▸ TASK SET:
1. In the passage on RAID10 in ZFS, what is the maximum number of blocks a RAID10 can read in parallel?
2. From the passage on RAID10 in ZFS, quote the text from "Typical RAID10 layout" up to and including "as traditional RAID10.".

▸ SUPPLIED PASSAGE:
RAID10 quirks in ZFS

The implementation of RAID10 in ZFS is quirky. Technically, there is no RAID10 in ZFS. ZFS provides some undetermined distribution of data over any number of mirrors (RAID1s). In some cases, this distribution is as close to RAID10 as you need for practical purposes. In other cases, not so much.

  • If you build your system once and for all, never adding new disks, ZFS is no different from traditional RAID10.
  • If you plan to expand capacity by adding new disks at some later point, the differences are significant and worthy of consideration.

Let's see. Traditional RAID10 is built over an even number of drives, 4, 6, 8, and so on, organized like a set of mirrored pairs (RAID1 part). The data blocks are written onto each mirror pair in turn (RAID0 part). The resulting layout looks like this:

Mirror 1 Mirror 2
Disk A Disk B Disk C Disk D
1 1 2 2
3 3 4 4
5 5 6 6

Typical RAID10 layout with four disks.

RAID10 works fast because many blocks can be read in parallel. In the above example, blocks 1 to 4 can all be read in parallel. Disks A and B serve blocks 1 and 3, while disks C and D serve blocks 2 and 4. In a RAID10, the maximum number of blocks you can read in parallel is equal to the number of disks. Also, linear read speed increases proportionally to the number of disks.

So far, ZFS works the same as traditional RAID10.

Array expansion in ZFS and in traditional RAID10

Now, if we want to expand an array by adding more disks, things become very different between ZFS and traditional hardware (or software) RAID10. Let's say, for example, we add two disks to the sample array above and then write three new blocks, 7, 8, and 9, onto the new array.

Hardware RAID rebalances data across a full set of disks. The same applies to the most common software RAID implementations. Once you add three blocks of new data, the resulting layout is like this:

Mirror 1 Mirror 2 Mirror 3
Disk A Disk B Disk C Disk D Disk E Disk F
1 1 2 2 3 3
4 4 5 5 6 6
7 7 8 8 9 9

Hardware RAID10 after it was expanded, and three more blocks of data were written. Newly written blocks 7, 8, and 9 are shaded.

So, hardware RAID10 will integrate the disks fully into the array.

  • The process of rebalancing (often called reshaping) takes a long time (hours and sometimes days). During this time, the array is either offline or very slow.

▸ EXCERPTED RECORDS:
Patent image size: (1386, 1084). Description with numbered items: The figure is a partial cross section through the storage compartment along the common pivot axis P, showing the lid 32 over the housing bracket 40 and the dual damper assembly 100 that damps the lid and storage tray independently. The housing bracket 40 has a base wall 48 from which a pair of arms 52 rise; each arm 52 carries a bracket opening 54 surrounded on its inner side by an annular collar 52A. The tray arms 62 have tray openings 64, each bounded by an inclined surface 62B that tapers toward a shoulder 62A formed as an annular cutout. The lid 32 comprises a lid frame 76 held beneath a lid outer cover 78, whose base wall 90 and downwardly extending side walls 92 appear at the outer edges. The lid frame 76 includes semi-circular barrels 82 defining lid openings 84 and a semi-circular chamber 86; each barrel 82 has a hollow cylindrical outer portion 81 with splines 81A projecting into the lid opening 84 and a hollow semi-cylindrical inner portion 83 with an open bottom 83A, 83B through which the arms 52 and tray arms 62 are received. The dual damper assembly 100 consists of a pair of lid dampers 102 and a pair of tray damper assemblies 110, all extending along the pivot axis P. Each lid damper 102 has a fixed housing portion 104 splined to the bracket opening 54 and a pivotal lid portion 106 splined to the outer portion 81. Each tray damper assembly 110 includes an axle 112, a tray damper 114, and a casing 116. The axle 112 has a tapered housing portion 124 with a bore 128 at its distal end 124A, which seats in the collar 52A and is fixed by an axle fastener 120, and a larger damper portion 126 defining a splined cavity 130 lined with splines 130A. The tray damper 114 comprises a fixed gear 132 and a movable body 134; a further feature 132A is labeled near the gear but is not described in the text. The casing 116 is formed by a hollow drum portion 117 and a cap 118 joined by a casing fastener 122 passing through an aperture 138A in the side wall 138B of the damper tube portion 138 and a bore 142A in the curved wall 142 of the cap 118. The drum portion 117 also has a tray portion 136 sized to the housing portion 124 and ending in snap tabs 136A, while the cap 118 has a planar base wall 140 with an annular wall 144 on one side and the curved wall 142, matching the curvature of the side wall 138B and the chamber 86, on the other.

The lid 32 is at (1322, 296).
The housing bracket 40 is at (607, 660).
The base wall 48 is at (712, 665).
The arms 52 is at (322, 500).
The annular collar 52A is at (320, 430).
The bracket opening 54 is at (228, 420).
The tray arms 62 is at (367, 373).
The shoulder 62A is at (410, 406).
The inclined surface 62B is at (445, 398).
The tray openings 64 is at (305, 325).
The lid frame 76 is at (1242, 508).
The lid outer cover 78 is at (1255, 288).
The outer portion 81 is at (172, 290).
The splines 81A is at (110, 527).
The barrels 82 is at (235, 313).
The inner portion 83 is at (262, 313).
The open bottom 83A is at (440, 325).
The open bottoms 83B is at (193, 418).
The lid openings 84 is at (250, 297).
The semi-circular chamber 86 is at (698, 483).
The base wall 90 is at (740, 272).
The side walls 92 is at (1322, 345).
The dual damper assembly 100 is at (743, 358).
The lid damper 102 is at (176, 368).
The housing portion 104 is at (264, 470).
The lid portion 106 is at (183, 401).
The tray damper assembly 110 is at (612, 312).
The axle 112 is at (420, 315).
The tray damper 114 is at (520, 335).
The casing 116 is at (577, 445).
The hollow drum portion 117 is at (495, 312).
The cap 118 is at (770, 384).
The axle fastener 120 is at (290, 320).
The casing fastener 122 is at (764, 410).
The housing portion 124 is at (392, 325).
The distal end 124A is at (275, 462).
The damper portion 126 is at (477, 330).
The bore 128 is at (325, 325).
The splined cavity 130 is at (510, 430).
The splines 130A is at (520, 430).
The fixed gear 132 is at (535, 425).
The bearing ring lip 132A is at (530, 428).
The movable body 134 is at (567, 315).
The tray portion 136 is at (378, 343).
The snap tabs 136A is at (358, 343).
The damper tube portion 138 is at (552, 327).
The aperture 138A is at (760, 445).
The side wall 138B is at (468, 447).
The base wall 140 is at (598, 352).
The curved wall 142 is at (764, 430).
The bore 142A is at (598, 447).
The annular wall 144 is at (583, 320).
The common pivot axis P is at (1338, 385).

▸ EXPECTED RESULTS:
1. It equals the number of disks.

2.
Typical RAID10 layout with four disks.

RAID10 works fast because many blocks can be read in parallel. In the above example, blocks 1 to 4 can all be read in parallel. Disks A and B serve blocks 1 and 3, while disks C and D serve blocks 2 and 4. In a RAID10, the maximum number of blocks you can read in parallel is equal to the number of disks. Also, linear read speed increases proportionally to the number of disks.

So far, ZFS works the same as traditional RAID10.